### [Your task]
Copy out the records in full, word for word, without pictures.

━━━ Data excerpts

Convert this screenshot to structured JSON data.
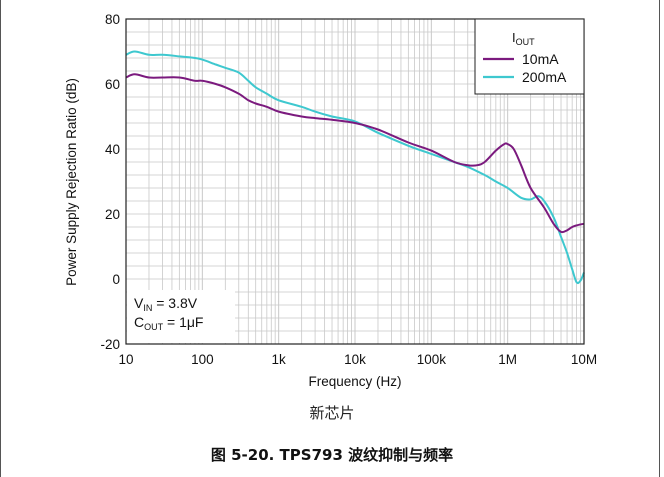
{
  "chart_data": {
    "type": "line",
    "xlabel": "Frequency (Hz)",
    "ylabel": "Power Supply Rejection Ratio (dB)",
    "x_scale": "log",
    "xlim": [
      10,
      10000000
    ],
    "ylim": [
      -20,
      80
    ],
    "x_ticks": [
      10,
      100,
      1000,
      10000,
      100000,
      1000000,
      10000000
    ],
    "x_tick_labels": [
      "10",
      "100",
      "1k",
      "10k",
      "100k",
      "1M",
      "10M"
    ],
    "y_ticks": [
      -20,
      0,
      20,
      40,
      60,
      80
    ],
    "y_tick_labels": [
      "-20",
      "0",
      "20",
      "40",
      "60",
      "80"
    ],
    "grid": true,
    "legend": {
      "title_main": "I",
      "title_sub": "OUT",
      "placement": "top-right"
    },
    "annotation": {
      "line1_main": "V",
      "line1_sub": "IN",
      "line1_rest": " = 3.8V",
      "line2_main": "C",
      "line2_sub": "OUT",
      "line2_rest": " = 1μF"
    },
    "series": [
      {
        "name": "10mA",
        "color": "#7b1a7e",
        "x": [
          10,
          13,
          20,
          30,
          50,
          80,
          100,
          150,
          200,
          300,
          400,
          500,
          700,
          1000,
          2000,
          3000,
          5000,
          10000,
          20000,
          50000,
          100000,
          200000,
          300000,
          400000,
          500000,
          700000,
          900000,
          1000000,
          1200000,
          1500000,
          2000000,
          3000000,
          4000000,
          5000000,
          6000000,
          7000000,
          8000000,
          10000000
        ],
        "y": [
          62,
          63,
          62,
          62,
          62,
          61,
          61,
          60,
          59,
          57,
          55,
          54,
          53,
          51.5,
          50,
          49.5,
          49,
          48,
          46,
          42,
          39.5,
          36,
          35,
          35,
          36,
          39.5,
          41.5,
          41.5,
          40,
          35,
          28,
          22,
          17,
          14.5,
          15,
          16,
          16.5,
          17
        ]
      },
      {
        "name": "200mA",
        "color": "#3ec8cf",
        "x": [
          10,
          13,
          20,
          30,
          50,
          80,
          100,
          150,
          200,
          300,
          400,
          500,
          700,
          1000,
          2000,
          3000,
          5000,
          10000,
          20000,
          50000,
          100000,
          200000,
          300000,
          500000,
          700000,
          1000000,
          1500000,
          2000000,
          2500000,
          3000000,
          4000000,
          5000000,
          6000000,
          7000000,
          8000000,
          9000000,
          10000000
        ],
        "y": [
          69,
          70,
          69,
          69,
          68.5,
          68,
          67.5,
          66,
          65,
          63.5,
          61,
          59,
          57,
          55,
          53,
          51.5,
          50,
          48.5,
          45,
          41,
          38.5,
          36,
          34.5,
          32,
          30,
          28,
          25,
          24.5,
          25.5,
          24,
          19,
          13,
          8,
          3,
          -1,
          -0.5,
          2
        ]
      }
    ]
  },
  "figure": {
    "subcaption": "新芯片",
    "caption": "图 5-20. TPS793 波纹抑制与频率"
  }
}
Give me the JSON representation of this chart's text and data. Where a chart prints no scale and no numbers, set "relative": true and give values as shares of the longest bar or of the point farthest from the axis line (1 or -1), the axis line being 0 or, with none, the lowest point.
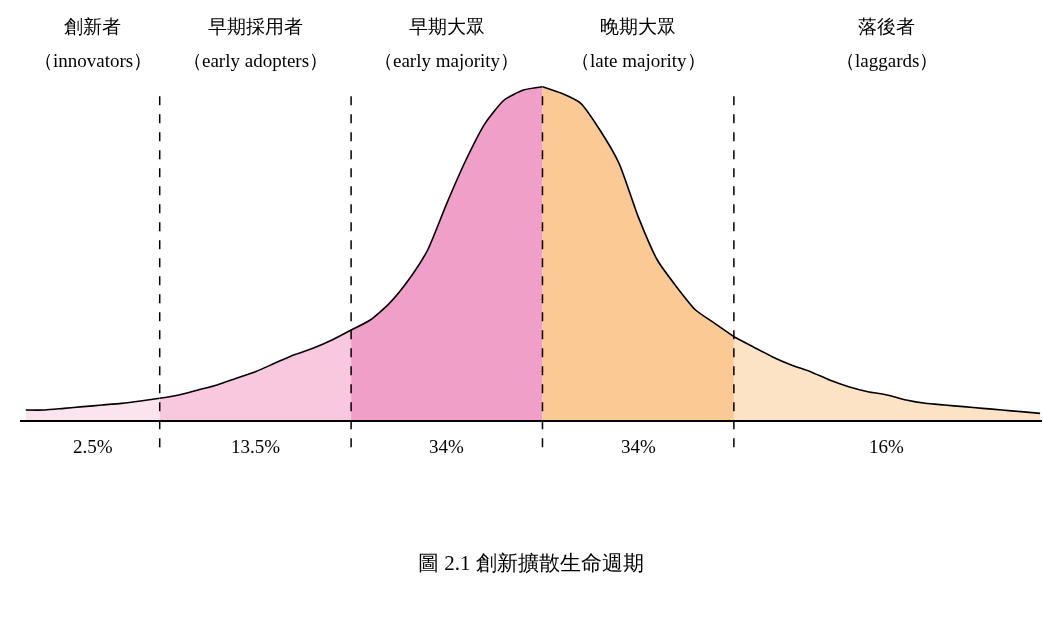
{
  "chart_data": {
    "type": "area",
    "relative": true,
    "grid": "x",
    "categories": [
      null,
      null,
      null,
      null,
      null,
      null,
      null,
      null,
      null,
      null,
      null,
      null,
      null,
      null,
      null,
      null,
      null,
      null,
      null,
      null,
      null,
      null,
      null,
      null,
      null,
      null,
      null,
      null,
      null,
      null,
      null,
      null,
      null,
      null,
      null,
      null,
      null,
      null,
      null,
      null,
      null,
      null,
      null,
      null,
      null,
      null,
      null,
      null,
      null,
      null,
      null,
      null,
      null,
      null
    ],
    "series": [
      {
        "color": "#fce4ef",
        "values": [
          0.03,
          0.03,
          0.035,
          0.04,
          0.045,
          0.05,
          0.057,
          0.065,
          null,
          null,
          null,
          null,
          null,
          null,
          null,
          null,
          null,
          null,
          null,
          null,
          null,
          null,
          null,
          null,
          null,
          null,
          null,
          null,
          null,
          null,
          null,
          null,
          null,
          null,
          null,
          null,
          null,
          null,
          null,
          null,
          null,
          null,
          null,
          null,
          null,
          null,
          null,
          null,
          null,
          null,
          null,
          null,
          null,
          null
        ]
      },
      {
        "color": "#f8c8df",
        "values": [
          null,
          null,
          null,
          null,
          null,
          null,
          null,
          0.065,
          0.075,
          0.09,
          0.105,
          0.125,
          0.145,
          0.17,
          0.195,
          0.215,
          0.24,
          0.27,
          null,
          null,
          null,
          null,
          null,
          null,
          null,
          null,
          null,
          null,
          null,
          null,
          null,
          null,
          null,
          null,
          null,
          null,
          null,
          null,
          null,
          null,
          null,
          null,
          null,
          null,
          null,
          null,
          null,
          null,
          null,
          null,
          null,
          null,
          null,
          null
        ]
      },
      {
        "color": "#ef9fc8",
        "values": [
          null,
          null,
          null,
          null,
          null,
          null,
          null,
          null,
          null,
          null,
          null,
          null,
          null,
          null,
          null,
          null,
          null,
          0.27,
          0.3,
          0.35,
          0.42,
          0.51,
          0.65,
          0.78,
          0.89,
          0.96,
          0.99,
          1.0,
          null,
          null,
          null,
          null,
          null,
          null,
          null,
          null,
          null,
          null,
          null,
          null,
          null,
          null,
          null,
          null,
          null,
          null,
          null,
          null,
          null,
          null,
          null,
          null,
          null,
          null
        ]
      },
      {
        "color": "#fbc993",
        "values": [
          null,
          null,
          null,
          null,
          null,
          null,
          null,
          null,
          null,
          null,
          null,
          null,
          null,
          null,
          null,
          null,
          null,
          null,
          null,
          null,
          null,
          null,
          null,
          null,
          null,
          null,
          null,
          1.0,
          0.98,
          0.95,
          0.87,
          0.77,
          0.61,
          0.48,
          0.4,
          0.33,
          0.29,
          0.25,
          null,
          null,
          null,
          null,
          null,
          null,
          null,
          null,
          null,
          null,
          null,
          null,
          null,
          null,
          null,
          null
        ]
      },
      {
        "color": "#fde3c6",
        "values": [
          null,
          null,
          null,
          null,
          null,
          null,
          null,
          null,
          null,
          null,
          null,
          null,
          null,
          null,
          null,
          null,
          null,
          null,
          null,
          null,
          null,
          null,
          null,
          null,
          null,
          null,
          null,
          null,
          null,
          null,
          null,
          null,
          null,
          null,
          null,
          null,
          null,
          0.25,
          0.22,
          0.19,
          0.165,
          0.145,
          0.12,
          0.1,
          0.085,
          0.075,
          0.06,
          0.05,
          0.045,
          0.04,
          0.035,
          0.03,
          0.025,
          0.02
        ]
      }
    ],
    "annotations": [
      "創新者",
      "早期採用者",
      "早期大眾",
      "晚期大眾",
      "落後者",
      "（innovators）",
      "（early adopters）",
      "（early majority）",
      "（late majority）",
      "（laggards）",
      "2.5%",
      "13.5%",
      "34%",
      "34%",
      "16%",
      "圖 2.1 創新擴散生命週期"
    ]
  }
}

━━━━━━

### [Final answer]
Convert this screenshot to structured JSON data.
{
  "chart_data": {
    "type": "line",
    "xlabel": "Frequency (Hz)",
    "ylabel": "Power Supply Rejection Ratio (dB)",
    "x_scale": "log",
    "xlim": [
      10,
      10000000
    ],
    "ylim": [
      -20,
      80
    ],
    "x_ticks": [
      10,
      100,
      1000,
      10000,
      100000,
      1000000,
      10000000
    ],
    "x_tick_labels": [
      "10",
      "100",
      "1k",
      "10k",
      "100k",
      "1M",
      "10M"
    ],
    "y_ticks": [
      -20,
      0,
      20,
      40,
      60,
      80
    ],
    "y_tick_labels": [
      "-20",
      "0",
      "20",
      "40",
      "60",
      "80"
    ],
    "grid": true,
    "legend": {
      "title_main": "I",
      "title_sub": "OUT",
      "placement": "top-right"
    },
    "annotation": {
      "line1_main": "V",
      "line1_sub": "IN",
      "line1_rest": " = 3.8V",
      "line2_main": "C",
      "line2_sub": "OUT",
      "line2_rest": " = 1μF"
    },
    "series": [
      {
        "name": "10mA",
        "color": "#7b1a7e",
        "x": [
          10,
          13,
          20,
          30,
          50,
          80,
          100,
          150,
          200,
          300,
          400,
          500,
          700,
          1000,
          2000,
          3000,
          5000,
          10000,
          20000,
          50000,
          100000,
          200000,
          300000,
          400000,
          500000,
          700000,
          900000,
          1000000,
          1200000,
          1500000,
          2000000,
          3000000,
          4000000,
          5000000,
          6000000,
          7000000,
          8000000,
          10000000
        ],
        "y": [
          62,
          63,
          62,
          62,
          62,
          61,
          61,
          60,
          59,
          57,
          55,
          54,
          53,
          51.5,
          50,
          49.5,
          49,
          48,
          46,
          42,
          39.5,
          36,
          35,
          35,
          36,
          39.5,
          41.5,
          41.5,
          40,
          35,
          28,
          22,
          17,
          14.5,
          15,
          16,
          16.5,
          17
        ]
      },
      {
        "name": "200mA",
        "color": "#3ec8cf",
        "x": [
          10,
          13,
          20,
          30,
          50,
          80,
          100,
          150,
          200,
          300,
          400,
          500,
          700,
          1000,
          2000,
          3000,
          5000,
          10000,
          20000,
          50000,
          100000,
          200000,
          300000,
          500000,
          700000,
          1000000,
          1500000,
          2000000,
          2500000,
          3000000,
          4000000,
          5000000,
          6000000,
          7000000,
          8000000,
          9000000,
          10000000
        ],
        "y": [
          69,
          70,
          69,
          69,
          68.5,
          68,
          67.5,
          66,
          65,
          63.5,
          61,
          59,
          57,
          55,
          53,
          51.5,
          50,
          48.5,
          45,
          41,
          38.5,
          36,
          34.5,
          32,
          30,
          28,
          25,
          24.5,
          25.5,
          24,
          19,
          13,
          8,
          3,
          -1,
          -0.5,
          2
        ]
      }
    ]
  },
  "figure": {
    "subcaption": "新芯片",
    "caption": "图 5-20. TPS793 波纹抑制与频率"
  }
}
Give me the JSON representation of this chart's text and data. Where a chart prints no scale and no numbers, set "relative": true and give values as shares of the longest bar or of the point farthest from the axis line (1 or -1), the axis line being 0 or, with none, the lowest point.
{
  "chart_data": {
    "type": "area",
    "relative": true,
    "grid": "x",
    "categories": [
      null,
      null,
      null,
      null,
      null,
      null,
      null,
      null,
      null,
      null,
      null,
      null,
      null,
      null,
      null,
      null,
      null,
      null,
      null,
      null,
      null,
      null,
      null,
      null,
      null,
      null,
      null,
      null,
      null,
      null,
      null,
      null,
      null,
      null,
      null,
      null,
      null,
      null,
      null,
      null,
      null,
      null,
      null,
      null,
      null,
      null,
      null,
      null,
      null,
      null,
      null,
      null,
      null,
      null
    ],
    "series": [
      {
        "color": "#fce4ef",
        "values": [
          0.03,
          0.03,
          0.035,
          0.04,
          0.045,
          0.05,
          0.057,
          0.065,
          null,
          null,
          null,
          null,
          null,
          null,
          null,
          null,
          null,
          null,
          null,
          null,
          null,
          null,
          null,
          null,
          null,
          null,
          null,
          null,
          null,
          null,
          null,
          null,
          null,
          null,
          null,
          null,
          null,
          null,
          null,
          null,
          null,
          null,
          null,
          null,
          null,
          null,
          null,
          null,
          null,
          null,
          null,
          null,
          null,
          null
        ]
      },
      {
        "color": "#f8c8df",
        "values": [
          null,
          null,
          null,
          null,
          null,
          null,
          null,
          0.065,
          0.075,
          0.09,
          0.105,
          0.125,
          0.145,
          0.17,
          0.195,
          0.215,
          0.24,
          0.27,
          null,
          null,
          null,
          null,
          null,
          null,
          null,
          null,
          null,
          null,
          null,
          null,
          null,
          null,
          null,
          null,
          null,
          null,
          null,
          null,
          null,
          null,
          null,
          null,
          null,
          null,
          null,
          null,
          null,
          null,
          null,
          null,
          null,
          null,
          null,
          null
        ]
      },
      {
        "color": "#ef9fc8",
        "values": [
          null,
          null,
          null,
          null,
          null,
          null,
          null,
          null,
          null,
          null,
          null,
          null,
          null,
          null,
          null,
          null,
          null,
          0.27,
          0.3,
          0.35,
          0.42,
          0.51,
          0.65,
          0.78,
          0.89,
          0.96,
          0.99,
          1.0,
          null,
          null,
          null,
          null,
          null,
          null,
          null,
          null,
          null,
          null,
          null,
          null,
          null,
          null,
          null,
          null,
          null,
          null,
          null,
          null,
          null,
          null,
          null,
          null,
          null,
          null
        ]
      },
      {
        "color": "#fbc993",
        "values": [
          null,
          null,
          null,
          null,
          null,
          null,
          null,
          null,
          null,
          null,
          null,
          null,
          null,
          null,
          null,
          null,
          null,
          null,
          null,
          null,
          null,
          null,
          null,
          null,
          null,
          null,
          null,
          1.0,
          0.98,
          0.95,
          0.87,
          0.77,
          0.61,
          0.48,
          0.4,
          0.33,
          0.29,
          0.25,
          null,
          null,
          null,
          null,
          null,
          null,
          null,
          null,
          null,
          null,
          null,
          null,
          null,
          null,
          null,
          null
        ]
      },
      {
        "color": "#fde3c6",
        "values": [
          null,
          null,
          null,
          null,
          null,
          null,
          null,
          null,
          null,
          null,
          null,
          null,
          null,
          null,
          null,
          null,
          null,
          null,
          null,
          null,
          null,
          null,
          null,
          null,
          null,
          null,
          null,
          null,
          null,
          null,
          null,
          null,
          null,
          null,
          null,
          null,
          null,
          0.25,
          0.22,
          0.19,
          0.165,
          0.145,
          0.12,
          0.1,
          0.085,
          0.075,
          0.06,
          0.05,
          0.045,
          0.04,
          0.035,
          0.03,
          0.025,
          0.02
        ]
      }
    ],
    "annotations": [
      "創新者",
      "早期採用者",
      "早期大眾",
      "晚期大眾",
      "落後者",
      "（innovators）",
      "（early adopters）",
      "（early majority）",
      "（late majority）",
      "（laggards）",
      "2.5%",
      "13.5%",
      "34%",
      "34%",
      "16%",
      "圖 2.1 創新擴散生命週期"
    ]
  }
}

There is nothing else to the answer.